***** Data records

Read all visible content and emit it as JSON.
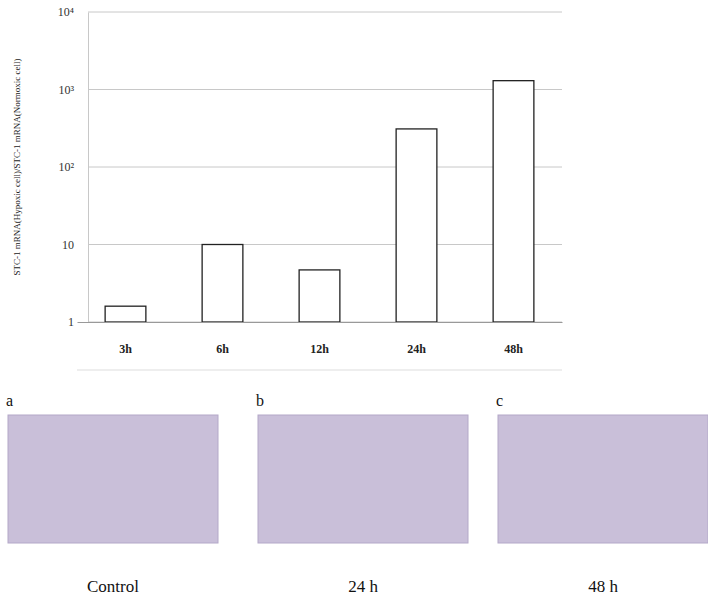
{
  "chart_data": {
    "type": "bar",
    "ylabel": "STC-1 mRNA(Hypoxic cell)/STC-1 mRNA(Normoxic cell)",
    "categories": [
      "3h",
      "6h",
      "12h",
      "24h",
      "48h"
    ],
    "values": [
      1.6,
      10,
      4.7,
      310,
      1300
    ],
    "color": "#ffffff",
    "log": "y",
    "ylim": [
      1,
      10000
    ],
    "yticks": [
      1,
      10,
      {
        "value": 100,
        "label": "10²"
      },
      {
        "value": 1000,
        "label": "10³"
      },
      {
        "value": 10000,
        "label": "10⁴"
      }
    ],
    "grid": true
  },
  "panels": [
    {
      "label": "a",
      "caption": "Control"
    },
    {
      "label": "b",
      "caption": "24 h"
    },
    {
      "label": "c",
      "caption": "48 h"
    }
  ]
}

**********

## Task to complete
From the data above, state how many lines hold the string "caption", and give the number without other words.

## Output
3